▸ **Exercise directions**: Print the entries verbatim, leaving out the images they contain.

▸ **Given information**:
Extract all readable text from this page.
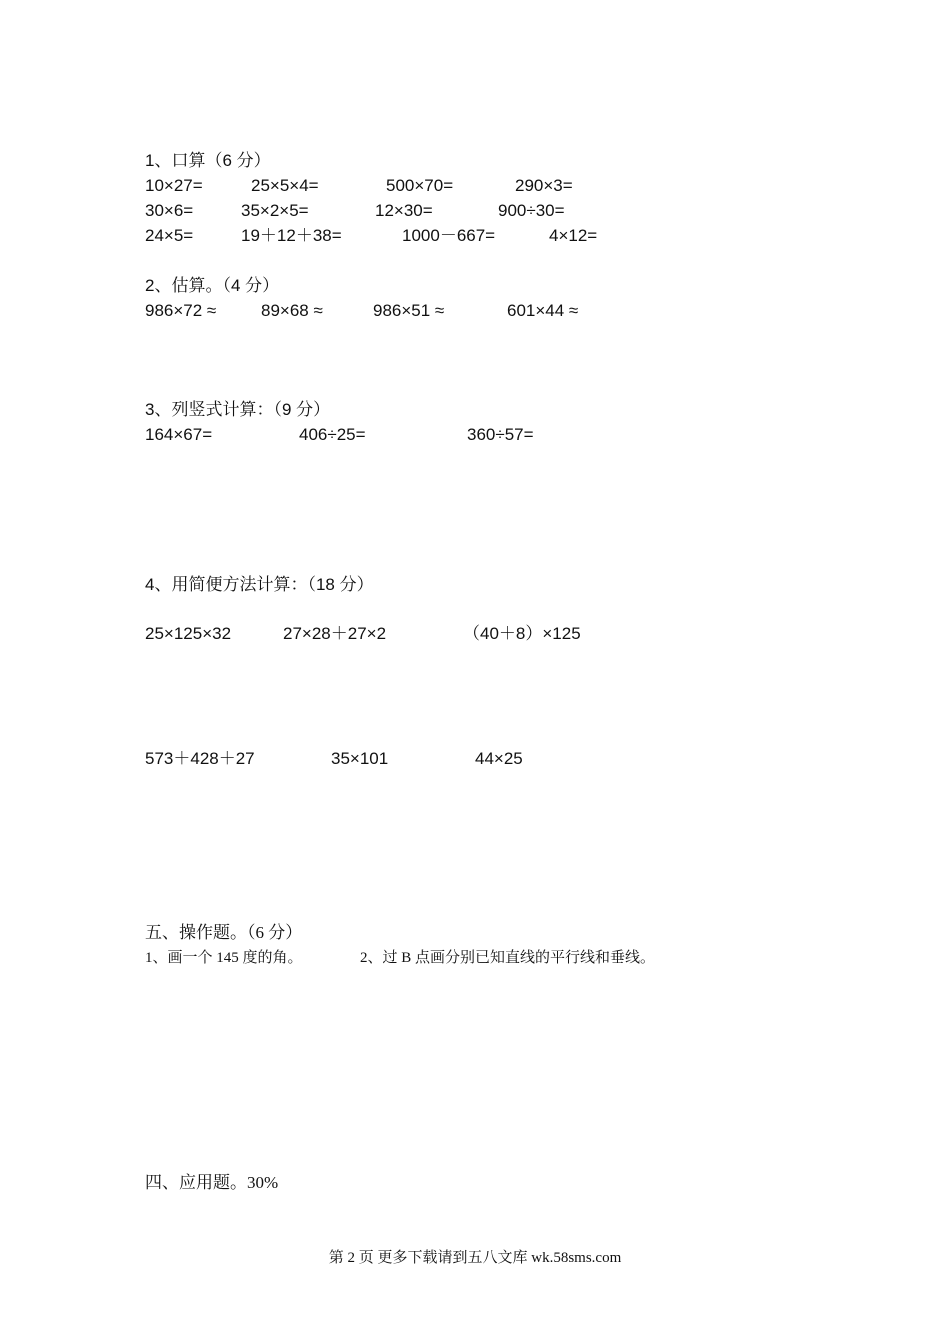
1、口算（6 分）
10×27=	25×5×4=	500×70=	290×3=
30×6=	35×2×5=	12×30=	900÷30=
24×5=	19＋12＋38=	1000－667=	4×12=
2、估算。（4 分）
986×72 ≈	89×68 ≈	986×51 ≈	601×44 ≈
3、列竖式计算：（9 分）
164×67=	406÷25=	360÷57=
4、用简便方法计算：（18 分）
25×125×32	27×28＋27×2	（40＋8）×125
573＋428＋27	35×101	44×25
五、操作题。（6 分）
1、画一个 145 度的角。	2、过 B 点画分别已知直线的平行线和垂线。
四、应用题。30%
第 2 页 更多下载请到五八文库 wk.58sms.com
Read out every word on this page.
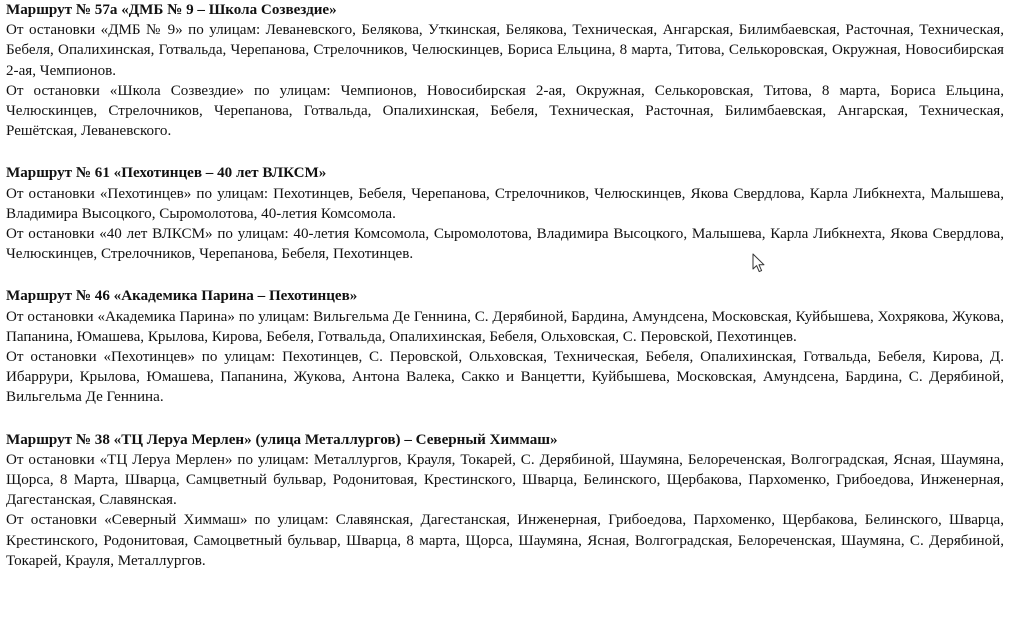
Маршрут № 57а «ДМБ № 9 – Школа Созвездие»

От остановки «ДМБ № 9» по улицам: Леваневского, Белякова, Уткинская, Белякова, Техническая, Ангарская, Билимбаевская, Расточная, Техническая, Бебеля, Опалихинская, Готвальда, Черепанова, Стрелочников, Челюскинцев, Бориса Ельцина, 8 марта, Титова, Селькоровская, Окружная, Новосибирская 2-ая, Чемпионов.

От остановки «Школа Созвездие» по улицам: Чемпионов, Новосибирская 2-ая, Окружная, Селькоровская, Титова, 8 марта, Бориса Ельцина, Челюскинцев, Стрелочников, Черепанова, Готвальда, Опалихинская, Бебеля, Техническая, Расточная, Билимбаевская, Ангарская, Техническая, Решётская, Леваневского.

Маршрут № 61 «Пехотинцев – 40 лет ВЛКСМ»

От остановки «Пехотинцев» по улицам: Пехотинцев, Бебеля, Черепанова, Стрелочников, Челюскинцев, Якова Свердлова, Карла Либкнехта, Малышева, Владимира Высоцкого, Сыромолотова, 40-летия Комсомола.

От остановки «40 лет ВЛКСМ» по улицам: 40-летия Комсомола, Сыромолотова, Владимира Высоцкого, Малышева, Карла Либкнехта, Якова Свердлова, Челюскинцев, Стрелочников, Черепанова, Бебеля, Пехотинцев.

Маршрут № 46 «Академика Парина – Пехотинцев»

От остановки «Академика Парина» по улицам: Вильгельма Де Геннина, С. Дерябиной, Бардина, Амундсена, Московская, Куйбышева, Хохрякова, Жукова, Папанина, Юмашева, Крылова, Кирова, Бебеля, Готвальда, Опалихинская, Бебеля, Ольховская, С. Перовской, Пехотинцев.

От остановки «Пехотинцев» по улицам: Пехотинцев, С. Перовской, Ольховская, Техническая, Бебеля, Опалихинская, Готвальда, Бебеля, Кирова, Д. Ибаррури, Крылова, Юмашева, Папанина, Жукова, Антона Валека, Сакко и Ванцетти, Куйбышева, Московская, Амундсена, Бардина, С. Дерябиной, Вильгельма Де Геннина.

Маршрут № 38 «ТЦ Леруа Мерлен» (улица Металлургов) – Северный Химмаш»

От остановки «ТЦ Леруа Мерлен» по улицам: Металлургов, Крауля, Токарей, С. Дерябиной, Шаумяна, Белореченская, Волгоградская, Ясная, Шаумяна, Щорса, 8 Марта, Шварца, Самцветный бульвар, Родонитовая, Крестинского, Шварца, Белинского, Щербакова, Пархоменко, Грибоедова, Инженерная, Дагестанская, Славянская.

От остановки «Северный Химмаш» по улицам: Славянская, Дагестанская, Инженерная, Грибоедова, Пархоменко, Щербакова, Белинского, Шварца, Крестинского, Родонитовая, Самоцветный бульвар, Шварца, 8 марта, Щорса, Шаумяна, Ясная, Волгоградская, Белореченская, Шаумяна, С. Дерябиной, Токарей, Крауля, Металлургов.
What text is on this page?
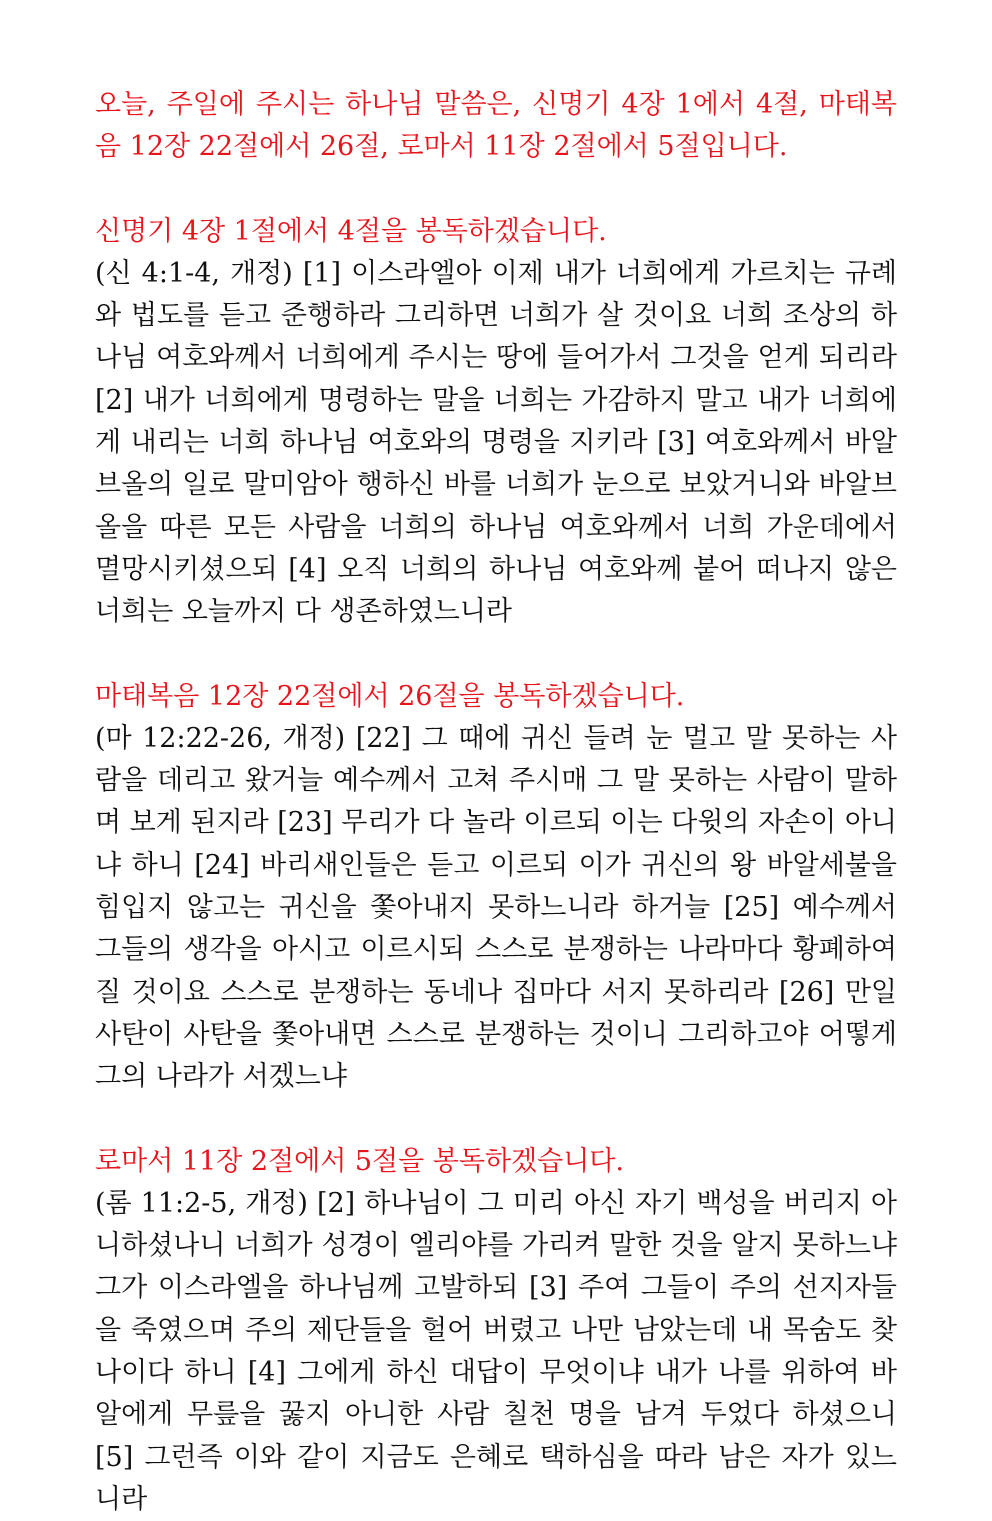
오늘, 주일에 주시는 하나님 말씀은, 신명기 4장 1에서 4절, 마태복음 12장 22절에서 26절, 로마서 11장 2절에서 5절입니다.

신명기 4장 1절에서 4절을 봉독하겠습니다.

(신 4:1-4, 개정) [1] 이스라엘아 이제 내가 너희에게 가르치는 규례와 법도를 듣고 준행하라 그리하면 너희가 살 것이요 너희 조상의 하나님 여호와께서 너희에게 주시는 땅에 들어가서 그것을 얻게 되리라 [2] 내가 너희에게 명령하는 말을 너희는 가감하지 말고 내가 너희에게 내리는 너희 하나님 여호와의 명령을 지키라 [3] 여호와께서 바알브올의 일로 말미암아 행하신 바를 너희가 눈으로 보았거니와 바알브올을 따른 모든 사람을 너희의 하나님 여호와께서 너희 가운데에서 멸망시키셨으되 [4] 오직 너희의 하나님 여호와께 붙어 떠나지 않은 너희는 오늘까지 다 생존하였느니라

마태복음 12장 22절에서 26절을 봉독하겠습니다.

(마 12:22-26, 개정) [22] 그 때에 귀신 들려 눈 멀고 말 못하는 사람을 데리고 왔거늘 예수께서 고쳐 주시매 그 말 못하는 사람이 말하며 보게 된지라 [23] 무리가 다 놀라 이르되 이는 다윗의 자손이 아니냐 하니 [24] 바리새인들은 듣고 이르되 이가 귀신의 왕 바알세불을 힘입지 않고는 귀신을 쫓아내지 못하느니라 하거늘 [25] 예수께서 그들의 생각을 아시고 이르시되 스스로 분쟁하는 나라마다 황폐하여질 것이요 스스로 분쟁하는 동네나 집마다 서지 못하리라 [26] 만일 사탄이 사탄을 쫓아내면 스스로 분쟁하는 것이니 그리하고야 어떻게 그의 나라가 서겠느냐

로마서 11장 2절에서 5절을 봉독하겠습니다.

(롬 11:2-5, 개정) [2] 하나님이 그 미리 아신 자기 백성을 버리지 아니하셨나니 너희가 성경이 엘리야를 가리켜 말한 것을 알지 못하느냐 그가 이스라엘을 하나님께 고발하되 [3] 주여 그들이 주의 선지자들을 죽였으며 주의 제단들을 헐어 버렸고 나만 남았는데 내 목숨도 찾나이다 하니 [4] 그에게 하신 대답이 무엇이냐 내가 나를 위하여 바알에게 무릎을 꿇지 아니한 사람 칠천 명을 남겨 두었다 하셨으니 [5] 그런즉 이와 같이 지금도 은혜로 택하심을 따라 남은 자가 있느니라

▸ **Right answer**:
Extract all readable text from this page.
1、口算（6 分）
10×27=	25×5×4=	500×70=	290×3=
30×6=	35×2×5=	12×30=	900÷30=
24×5=	19＋12＋38=	1000－667=	4×12=
2、估算。（4 分）
986×72 ≈	89×68 ≈	986×51 ≈	601×44 ≈
3、列竖式计算：（9 分）
164×67=	406÷25=	360÷57=
4、用简便方法计算：（18 分）
25×125×32	27×28＋27×2	（40＋8）×125
573＋428＋27	35×101	44×25
五、操作题。（6 分）
1、画一个 145 度的角。	2、过 B 点画分别已知直线的平行线和垂线。
四、应用题。30%
第 2 页 更多下载请到五八文库 wk.58sms.com
Read out every word on this page.
Маршрут № 57а «ДМБ № 9 – Школа Созвездие»

От остановки «ДМБ № 9» по улицам: Леваневского, Белякова, Уткинская, Белякова, Техническая, Ангарская, Билимбаевская, Расточная, Техническая, Бебеля, Опалихинская, Готвальда, Черепанова, Стрелочников, Челюскинцев, Бориса Ельцина, 8 марта, Титова, Селькоровская, Окружная, Новосибирская 2-ая, Чемпионов.

От остановки «Школа Созвездие» по улицам: Чемпионов, Новосибирская 2-ая, Окружная, Селькоровская, Титова, 8 марта, Бориса Ельцина, Челюскинцев, Стрелочников, Черепанова, Готвальда, Опалихинская, Бебеля, Техническая, Расточная, Билимбаевская, Ангарская, Техническая, Решётская, Леваневского.

Маршрут № 61 «Пехотинцев – 40 лет ВЛКСМ»

От остановки «Пехотинцев» по улицам: Пехотинцев, Бебеля, Черепанова, Стрелочников, Челюскинцев, Якова Свердлова, Карла Либкнехта, Малышева, Владимира Высоцкого, Сыромолотова, 40-летия Комсомола.

От остановки «40 лет ВЛКСМ» по улицам: 40-летия Комсомола, Сыромолотова, Владимира Высоцкого, Малышева, Карла Либкнехта, Якова Свердлова, Челюскинцев, Стрелочников, Черепанова, Бебеля, Пехотинцев.

Маршрут № 46 «Академика Парина – Пехотинцев»

От остановки «Академика Парина» по улицам: Вильгельма Де Геннина, С. Дерябиной, Бардина, Амундсена, Московская, Куйбышева, Хохрякова, Жукова, Папанина, Юмашева, Крылова, Кирова, Бебеля, Готвальда, Опалихинская, Бебеля, Ольховская, С. Перовской, Пехотинцев.

От остановки «Пехотинцев» по улицам: Пехотинцев, С. Перовской, Ольховская, Техническая, Бебеля, Опалихинская, Готвальда, Бебеля, Кирова, Д. Ибаррури, Крылова, Юмашева, Папанина, Жукова, Антона Валека, Сакко и Ванцетти, Куйбышева, Московская, Амундсена, Бардина, С. Дерябиной, Вильгельма Де Геннина.

Маршрут № 38 «ТЦ Леруа Мерлен» (улица Металлургов) – Северный Химмаш»

От остановки «ТЦ Леруа Мерлен» по улицам: Металлургов, Крауля, Токарей, С. Дерябиной, Шаумяна, Белореченская, Волгоградская, Ясная, Шаумяна, Щорса, 8 Марта, Шварца, Самцветный бульвар, Родонитовая, Крестинского, Шварца, Белинского, Щербакова, Пархоменко, Грибоедова, Инженерная, Дагестанская, Славянская.

От остановки «Северный Химмаш» по улицам: Славянская, Дагестанская, Инженерная, Грибоедова, Пархоменко, Щербакова, Белинского, Шварца, Крестинского, Родонитовая, Самоцветный бульвар, Шварца, 8 марта, Щорса, Шаумяна, Ясная, Волгоградская, Белореченская, Шаумяна, С. Дерябиной, Токарей, Крауля, Металлургов.
What text is on this page?
오늘, 주일에 주시는 하나님 말씀은, 신명기 4장 1에서 4절, 마태복음 12장 22절에서 26절, 로마서 11장 2절에서 5절입니다.

신명기 4장 1절에서 4절을 봉독하겠습니다.

(신 4:1-4, 개정) [1] 이스라엘아 이제 내가 너희에게 가르치는 규례와 법도를 듣고 준행하라 그리하면 너희가 살 것이요 너희 조상의 하나님 여호와께서 너희에게 주시는 땅에 들어가서 그것을 얻게 되리라 [2] 내가 너희에게 명령하는 말을 너희는 가감하지 말고 내가 너희에게 내리는 너희 하나님 여호와의 명령을 지키라 [3] 여호와께서 바알브올의 일로 말미암아 행하신 바를 너희가 눈으로 보았거니와 바알브올을 따른 모든 사람을 너희의 하나님 여호와께서 너희 가운데에서 멸망시키셨으되 [4] 오직 너희의 하나님 여호와께 붙어 떠나지 않은 너희는 오늘까지 다 생존하였느니라

마태복음 12장 22절에서 26절을 봉독하겠습니다.

(마 12:22-26, 개정) [22] 그 때에 귀신 들려 눈 멀고 말 못하는 사람을 데리고 왔거늘 예수께서 고쳐 주시매 그 말 못하는 사람이 말하며 보게 된지라 [23] 무리가 다 놀라 이르되 이는 다윗의 자손이 아니냐 하니 [24] 바리새인들은 듣고 이르되 이가 귀신의 왕 바알세불을 힘입지 않고는 귀신을 쫓아내지 못하느니라 하거늘 [25] 예수께서 그들의 생각을 아시고 이르시되 스스로 분쟁하는 나라마다 황폐하여질 것이요 스스로 분쟁하는 동네나 집마다 서지 못하리라 [26] 만일 사탄이 사탄을 쫓아내면 스스로 분쟁하는 것이니 그리하고야 어떻게 그의 나라가 서겠느냐

로마서 11장 2절에서 5절을 봉독하겠습니다.

(롬 11:2-5, 개정) [2] 하나님이 그 미리 아신 자기 백성을 버리지 아니하셨나니 너희가 성경이 엘리야를 가리켜 말한 것을 알지 못하느냐 그가 이스라엘을 하나님께 고발하되 [3] 주여 그들이 주의 선지자들을 죽였으며 주의 제단들을 헐어 버렸고 나만 남았는데 내 목숨도 찾나이다 하니 [4] 그에게 하신 대답이 무엇이냐 내가 나를 위하여 바알에게 무릎을 꿇지 아니한 사람 칠천 명을 남겨 두었다 하셨으니 [5] 그런즉 이와 같이 지금도 은혜로 택하심을 따라 남은 자가 있느니라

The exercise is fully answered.